**Data for the task:**
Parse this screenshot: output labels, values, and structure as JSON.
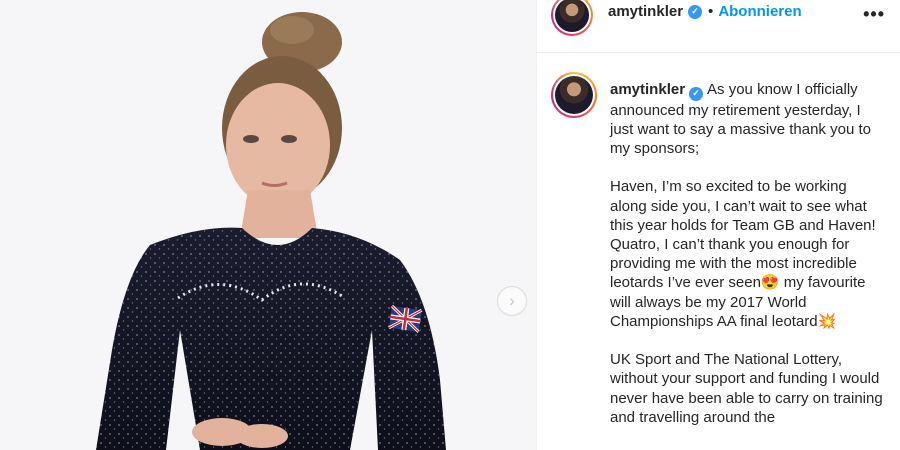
{
  "header": {
    "username": "amytinkler",
    "separator": "•",
    "follow_label": "Abonnieren",
    "more_label": "•••"
  },
  "carousel": {
    "next_label": "›"
  },
  "caption": {
    "username": "amytinkler",
    "lines": [
      "As you know I officially announced my retirement yesterday, I just want to say a massive thank you to my sponsors;",
      "",
      "Haven, I’m so excited to be working along side you, I can’t wait to see what this year holds for Team GB and Haven!",
      "Quatro, I can’t thank you enough for providing me with the most incredible leotards I’ve ever seen😍 my favourite will always be my 2017 World Championships AA final leotard💥",
      "",
      "UK Sport and The National Lottery, without your support and funding I would never have been able to carry on training and travelling around the"
    ]
  },
  "icons": {
    "verified": "verified-badge-icon",
    "more": "more-options-icon",
    "next": "chevron-right-icon"
  },
  "colors": {
    "accent": "#0095f6",
    "verified": "#3897f0",
    "text": "#262626",
    "divider": "#efefef"
  }
}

**Your objective:** Transcribe the records verbatim and omit the images.

**The reply:**
Parse this screenshot: output labels, values, and structure as JSON.
{
  "header": {
    "username": "amytinkler",
    "separator": "•",
    "follow_label": "Abonnieren",
    "more_label": "•••"
  },
  "carousel": {
    "next_label": "›"
  },
  "caption": {
    "username": "amytinkler",
    "lines": [
      "As you know I officially announced my retirement yesterday, I just want to say a massive thank you to my sponsors;",
      "",
      "Haven, I’m so excited to be working along side you, I can’t wait to see what this year holds for Team GB and Haven!",
      "Quatro, I can’t thank you enough for providing me with the most incredible leotards I’ve ever seen😍 my favourite will always be my 2017 World Championships AA final leotard💥",
      "",
      "UK Sport and The National Lottery, without your support and funding I would never have been able to carry on training and travelling around the"
    ]
  },
  "icons": {
    "verified": "verified-badge-icon",
    "more": "more-options-icon",
    "next": "chevron-right-icon"
  },
  "colors": {
    "accent": "#0095f6",
    "verified": "#3897f0",
    "text": "#262626",
    "divider": "#efefef"
  }
}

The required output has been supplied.